▶ _Task requirements_: Taking the line that contains "What's the underlying" as the first, copy exactly every line through the last line of the records, and nothing else.
----- The input
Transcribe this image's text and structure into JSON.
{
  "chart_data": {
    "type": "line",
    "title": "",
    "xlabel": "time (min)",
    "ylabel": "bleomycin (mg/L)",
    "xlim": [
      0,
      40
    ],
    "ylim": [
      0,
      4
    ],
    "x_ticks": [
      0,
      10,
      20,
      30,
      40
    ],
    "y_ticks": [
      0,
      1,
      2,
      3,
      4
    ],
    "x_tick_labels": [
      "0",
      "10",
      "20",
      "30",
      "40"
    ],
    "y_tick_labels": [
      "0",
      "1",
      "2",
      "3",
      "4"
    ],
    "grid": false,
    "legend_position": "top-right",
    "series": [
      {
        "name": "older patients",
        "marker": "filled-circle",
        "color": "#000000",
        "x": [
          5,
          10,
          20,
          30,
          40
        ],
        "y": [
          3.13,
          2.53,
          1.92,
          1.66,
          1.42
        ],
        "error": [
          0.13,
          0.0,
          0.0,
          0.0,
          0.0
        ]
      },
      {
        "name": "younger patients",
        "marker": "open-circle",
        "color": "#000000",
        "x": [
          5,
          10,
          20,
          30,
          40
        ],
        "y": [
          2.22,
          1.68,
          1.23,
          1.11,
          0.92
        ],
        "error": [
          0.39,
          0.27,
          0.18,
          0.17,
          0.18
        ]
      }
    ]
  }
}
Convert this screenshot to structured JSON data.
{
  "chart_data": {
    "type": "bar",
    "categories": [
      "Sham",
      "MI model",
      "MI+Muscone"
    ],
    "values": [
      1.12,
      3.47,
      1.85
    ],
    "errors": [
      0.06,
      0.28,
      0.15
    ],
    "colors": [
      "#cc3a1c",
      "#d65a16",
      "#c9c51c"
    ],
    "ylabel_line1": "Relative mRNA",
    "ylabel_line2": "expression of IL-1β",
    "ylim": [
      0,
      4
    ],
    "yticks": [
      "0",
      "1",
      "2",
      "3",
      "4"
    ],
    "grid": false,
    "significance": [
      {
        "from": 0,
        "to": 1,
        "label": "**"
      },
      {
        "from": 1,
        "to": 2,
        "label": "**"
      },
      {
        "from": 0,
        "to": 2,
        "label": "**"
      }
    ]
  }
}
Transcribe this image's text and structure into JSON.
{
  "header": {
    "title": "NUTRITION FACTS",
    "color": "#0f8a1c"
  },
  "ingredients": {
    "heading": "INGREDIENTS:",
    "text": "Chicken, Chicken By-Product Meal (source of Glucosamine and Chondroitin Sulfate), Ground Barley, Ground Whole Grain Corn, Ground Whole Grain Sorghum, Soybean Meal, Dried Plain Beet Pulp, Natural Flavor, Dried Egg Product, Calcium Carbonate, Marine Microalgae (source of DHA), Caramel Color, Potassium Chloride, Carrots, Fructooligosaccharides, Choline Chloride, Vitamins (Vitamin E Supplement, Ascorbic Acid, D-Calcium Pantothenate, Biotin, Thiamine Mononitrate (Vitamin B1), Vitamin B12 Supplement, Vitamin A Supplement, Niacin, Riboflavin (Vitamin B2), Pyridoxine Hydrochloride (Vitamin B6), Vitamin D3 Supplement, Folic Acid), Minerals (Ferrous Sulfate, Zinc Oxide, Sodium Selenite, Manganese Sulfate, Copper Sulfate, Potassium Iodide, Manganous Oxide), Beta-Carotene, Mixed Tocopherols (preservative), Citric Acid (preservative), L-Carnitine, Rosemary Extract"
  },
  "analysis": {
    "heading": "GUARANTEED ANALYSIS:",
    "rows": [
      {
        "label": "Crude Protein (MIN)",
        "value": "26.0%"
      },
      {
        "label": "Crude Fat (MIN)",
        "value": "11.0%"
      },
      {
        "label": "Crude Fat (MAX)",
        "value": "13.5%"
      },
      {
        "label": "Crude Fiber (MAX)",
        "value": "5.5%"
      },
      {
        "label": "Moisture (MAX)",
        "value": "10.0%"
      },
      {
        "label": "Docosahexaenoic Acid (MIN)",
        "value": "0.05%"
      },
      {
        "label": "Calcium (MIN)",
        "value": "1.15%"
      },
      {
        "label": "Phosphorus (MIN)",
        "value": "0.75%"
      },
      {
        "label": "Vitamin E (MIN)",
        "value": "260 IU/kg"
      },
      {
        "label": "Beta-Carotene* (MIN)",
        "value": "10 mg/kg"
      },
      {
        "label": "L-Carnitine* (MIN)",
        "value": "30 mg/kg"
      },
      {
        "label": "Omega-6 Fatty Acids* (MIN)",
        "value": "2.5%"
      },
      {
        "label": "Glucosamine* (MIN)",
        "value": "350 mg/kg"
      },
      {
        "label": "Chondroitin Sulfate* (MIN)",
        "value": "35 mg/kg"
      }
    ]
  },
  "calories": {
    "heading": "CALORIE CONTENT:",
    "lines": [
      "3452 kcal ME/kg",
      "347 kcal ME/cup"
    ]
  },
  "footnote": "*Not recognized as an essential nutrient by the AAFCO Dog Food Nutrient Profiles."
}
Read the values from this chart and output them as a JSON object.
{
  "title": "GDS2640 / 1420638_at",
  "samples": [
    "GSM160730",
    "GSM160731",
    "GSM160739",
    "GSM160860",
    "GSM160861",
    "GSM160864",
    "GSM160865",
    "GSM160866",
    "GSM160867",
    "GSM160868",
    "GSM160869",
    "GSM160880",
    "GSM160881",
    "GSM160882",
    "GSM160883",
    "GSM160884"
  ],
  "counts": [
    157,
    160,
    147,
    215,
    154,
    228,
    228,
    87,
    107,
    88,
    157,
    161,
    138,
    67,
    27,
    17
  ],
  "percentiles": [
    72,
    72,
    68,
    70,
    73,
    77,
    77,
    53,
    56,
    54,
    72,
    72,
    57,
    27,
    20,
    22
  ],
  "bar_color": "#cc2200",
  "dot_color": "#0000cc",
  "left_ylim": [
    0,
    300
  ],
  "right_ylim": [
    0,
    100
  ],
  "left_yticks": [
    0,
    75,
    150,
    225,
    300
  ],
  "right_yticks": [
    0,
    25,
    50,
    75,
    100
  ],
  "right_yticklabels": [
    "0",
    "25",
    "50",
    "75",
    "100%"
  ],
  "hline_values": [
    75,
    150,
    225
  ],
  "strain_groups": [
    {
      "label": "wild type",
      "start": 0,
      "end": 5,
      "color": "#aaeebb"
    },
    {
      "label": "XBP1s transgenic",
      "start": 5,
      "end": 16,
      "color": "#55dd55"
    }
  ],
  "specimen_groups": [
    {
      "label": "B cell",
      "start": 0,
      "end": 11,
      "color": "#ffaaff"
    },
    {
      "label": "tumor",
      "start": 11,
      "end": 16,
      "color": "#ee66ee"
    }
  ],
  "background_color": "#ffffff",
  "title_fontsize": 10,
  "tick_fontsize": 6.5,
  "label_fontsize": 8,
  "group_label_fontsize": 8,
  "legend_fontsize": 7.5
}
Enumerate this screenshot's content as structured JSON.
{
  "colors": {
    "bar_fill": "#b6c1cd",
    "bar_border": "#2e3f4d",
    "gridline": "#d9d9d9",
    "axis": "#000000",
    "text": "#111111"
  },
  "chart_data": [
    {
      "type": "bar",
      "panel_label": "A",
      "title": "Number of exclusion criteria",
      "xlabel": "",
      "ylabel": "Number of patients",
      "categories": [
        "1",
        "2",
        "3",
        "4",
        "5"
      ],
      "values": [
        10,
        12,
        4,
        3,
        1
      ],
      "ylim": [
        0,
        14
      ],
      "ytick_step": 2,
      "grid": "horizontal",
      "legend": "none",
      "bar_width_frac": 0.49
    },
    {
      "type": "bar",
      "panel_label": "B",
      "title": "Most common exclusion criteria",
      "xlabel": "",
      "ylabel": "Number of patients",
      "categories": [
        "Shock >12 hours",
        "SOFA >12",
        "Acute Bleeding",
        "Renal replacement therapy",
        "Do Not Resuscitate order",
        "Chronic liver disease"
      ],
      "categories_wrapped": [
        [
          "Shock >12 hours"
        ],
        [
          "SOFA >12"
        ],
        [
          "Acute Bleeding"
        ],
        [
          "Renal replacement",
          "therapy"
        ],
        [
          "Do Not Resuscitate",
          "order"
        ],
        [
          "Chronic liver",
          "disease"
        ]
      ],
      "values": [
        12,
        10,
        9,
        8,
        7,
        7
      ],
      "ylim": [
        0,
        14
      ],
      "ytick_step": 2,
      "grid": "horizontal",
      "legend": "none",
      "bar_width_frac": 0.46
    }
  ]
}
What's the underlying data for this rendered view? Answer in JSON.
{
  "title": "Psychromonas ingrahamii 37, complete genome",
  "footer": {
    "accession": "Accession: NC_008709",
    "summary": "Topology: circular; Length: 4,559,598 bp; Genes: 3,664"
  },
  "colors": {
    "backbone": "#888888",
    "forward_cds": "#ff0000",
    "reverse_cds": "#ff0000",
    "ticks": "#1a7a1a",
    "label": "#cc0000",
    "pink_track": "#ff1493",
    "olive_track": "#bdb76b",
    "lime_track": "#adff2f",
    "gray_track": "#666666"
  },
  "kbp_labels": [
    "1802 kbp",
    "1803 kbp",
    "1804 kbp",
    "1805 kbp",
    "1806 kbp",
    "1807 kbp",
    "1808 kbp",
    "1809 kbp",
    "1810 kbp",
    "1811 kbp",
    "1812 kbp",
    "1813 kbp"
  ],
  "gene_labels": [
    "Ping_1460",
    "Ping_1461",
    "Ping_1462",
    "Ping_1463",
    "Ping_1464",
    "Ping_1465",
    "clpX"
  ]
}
----------
▶ _Answer for this exercise_:
What's the underlying data for this rendered view? Answer in JSON.
{
  "title": "Psychromonas ingrahamii 37, complete genome",
  "footer": {
    "accession": "Accession: NC_008709",
    "summary": "Topology: circular; Length: 4,559,598 bp; Genes: 3,664"
  },
  "colors": {
    "backbone": "#888888",
    "forward_cds": "#ff0000",
    "reverse_cds": "#ff0000",
    "ticks": "#1a7a1a",
    "label": "#cc0000",
    "pink_track": "#ff1493",
    "olive_track": "#bdb76b",
    "lime_track": "#adff2f",
    "gray_track": "#666666"
  },
  "kbp_labels": [
    "1802 kbp",
    "1803 kbp",
    "1804 kbp",
    "1805 kbp",
    "1806 kbp",
    "1807 kbp",
    "1808 kbp",
    "1809 kbp",
    "1810 kbp",
    "1811 kbp",
    "1812 kbp",
    "1813 kbp"
  ],
  "gene_labels": [
    "Ping_1460",
    "Ping_1461",
    "Ping_1462",
    "Ping_1463",
    "Ping_1464",
    "Ping_1465",
    "clpX"
  ]
}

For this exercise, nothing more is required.